# [Task goal]
Can you transcribe every line exactly and leave the pictures behind?

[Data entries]
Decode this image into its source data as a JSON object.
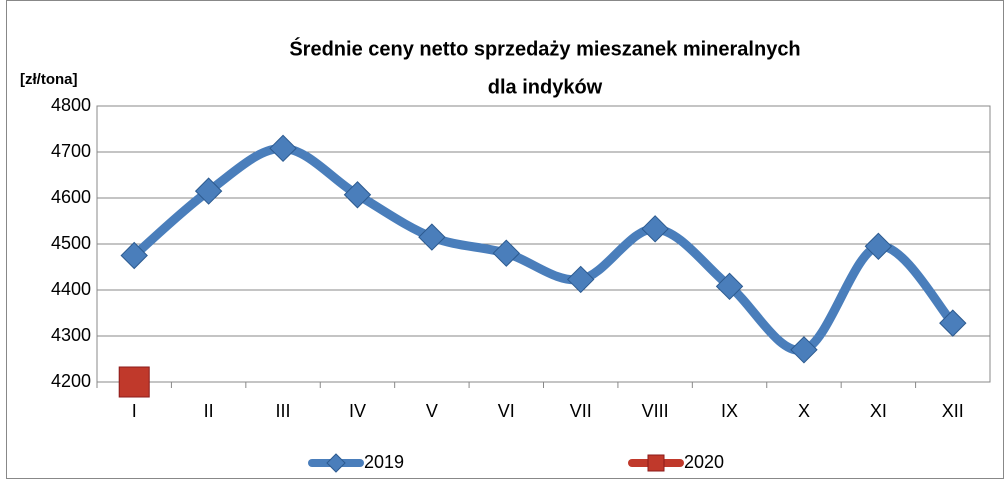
{
  "chart_data": {
    "type": "line",
    "title": [
      "Średnie ceny netto sprzedaży mieszanek mineralnych",
      "dla indyków"
    ],
    "y_label": "[zł/tona]",
    "categories": [
      "I",
      "II",
      "III",
      "IV",
      "V",
      "VI",
      "VII",
      "VIII",
      "IX",
      "X",
      "XI",
      "XII"
    ],
    "series": [
      {
        "name": "2019",
        "color": "#4a7ebb",
        "values": [
          4475,
          4615,
          4708,
          4607,
          4515,
          4480,
          4423,
          4533,
          4408,
          4270,
          4495,
          4328
        ]
      },
      {
        "name": "2020",
        "color": "#c0392b",
        "values": [
          4200,
          null,
          null,
          null,
          null,
          null,
          null,
          null,
          null,
          null,
          null,
          null
        ]
      }
    ],
    "ylim": [
      4200,
      4800
    ],
    "yticks": [
      4200,
      4300,
      4400,
      4500,
      4600,
      4700,
      4800
    ],
    "grid": true
  }
}
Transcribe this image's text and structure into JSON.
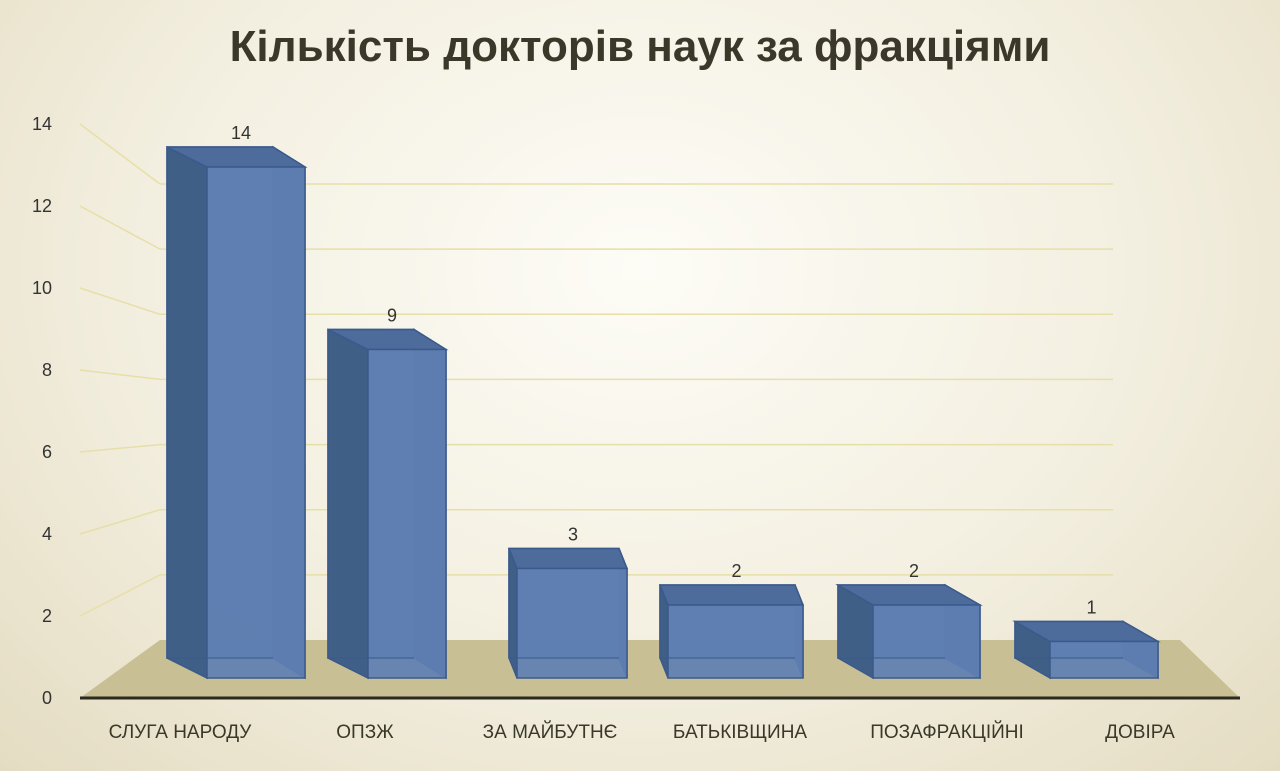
{
  "chart_data": {
    "type": "bar",
    "title": "Кількість докторів наук за фракціями",
    "categories": [
      "СЛУГА НАРОДУ",
      "ОПЗЖ",
      "ЗА МАЙБУТНЄ",
      "БАТЬКІВЩИНА",
      "ПОЗАФРАКЦІЙНІ",
      "ДОВІРА"
    ],
    "values": [
      14,
      9,
      3,
      2,
      2,
      1
    ],
    "data_labels": [
      "14",
      "9",
      "3",
      "2",
      "2",
      "1"
    ],
    "xlabel": "",
    "ylabel": "",
    "ylim": [
      0,
      14
    ],
    "yticks": [
      "0",
      "2",
      "4",
      "6",
      "8",
      "10",
      "12",
      "14"
    ],
    "grid": true,
    "style": "3d-column",
    "colors": {
      "bar": "#5f80b4",
      "bar_side": "#3f5f86",
      "floor": "#c9bf95",
      "grid": "#e6dfa8",
      "text": "#333333"
    }
  }
}
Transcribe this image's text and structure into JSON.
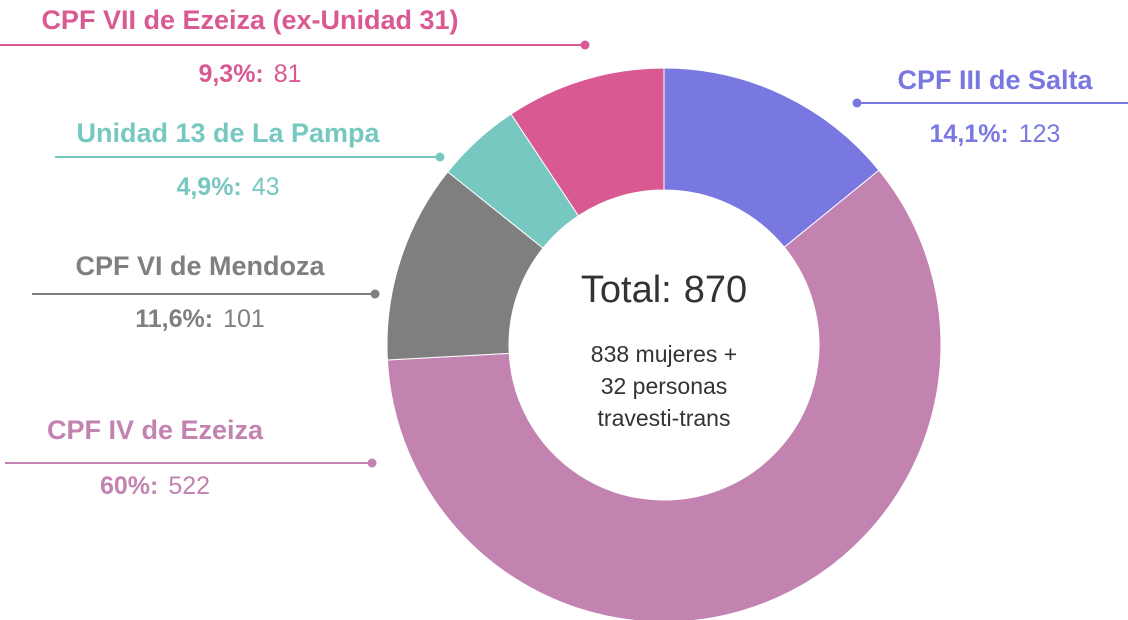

# [Complete answer]
Decode this image into its source data as a JSON object.
{
  "chart_data": {
    "type": "line",
    "title": [
      "Średnie ceny netto sprzedaży mieszanek mineralnych",
      "dla indyków"
    ],
    "y_label": "[zł/tona]",
    "categories": [
      "I",
      "II",
      "III",
      "IV",
      "V",
      "VI",
      "VII",
      "VIII",
      "IX",
      "X",
      "XI",
      "XII"
    ],
    "series": [
      {
        "name": "2019",
        "color": "#4a7ebb",
        "values": [
          4475,
          4615,
          4708,
          4607,
          4515,
          4480,
          4423,
          4533,
          4408,
          4270,
          4495,
          4328
        ]
      },
      {
        "name": "2020",
        "color": "#c0392b",
        "values": [
          4200,
          null,
          null,
          null,
          null,
          null,
          null,
          null,
          null,
          null,
          null,
          null
        ]
      }
    ],
    "ylim": [
      4200,
      4800
    ],
    "yticks": [
      4200,
      4300,
      4400,
      4500,
      4600,
      4700,
      4800
    ],
    "grid": true
  }
}
Transcribe this image's text and structure into JSON.
{
  "chart_data": {
    "type": "bar",
    "title": "Кількість докторів наук за фракціями",
    "categories": [
      "СЛУГА НАРОДУ",
      "ОПЗЖ",
      "ЗА МАЙБУТНЄ",
      "БАТЬКІВЩИНА",
      "ПОЗАФРАКЦІЙНІ",
      "ДОВІРА"
    ],
    "values": [
      14,
      9,
      3,
      2,
      2,
      1
    ],
    "data_labels": [
      "14",
      "9",
      "3",
      "2",
      "2",
      "1"
    ],
    "xlabel": "",
    "ylabel": "",
    "ylim": [
      0,
      14
    ],
    "yticks": [
      "0",
      "2",
      "4",
      "6",
      "8",
      "10",
      "12",
      "14"
    ],
    "grid": true,
    "style": "3d-column",
    "colors": {
      "bar": "#5f80b4",
      "bar_side": "#3f5f86",
      "floor": "#c9bf95",
      "grid": "#e6dfa8",
      "text": "#333333"
    }
  }
}
Transcribe this image's text and structure into JSON.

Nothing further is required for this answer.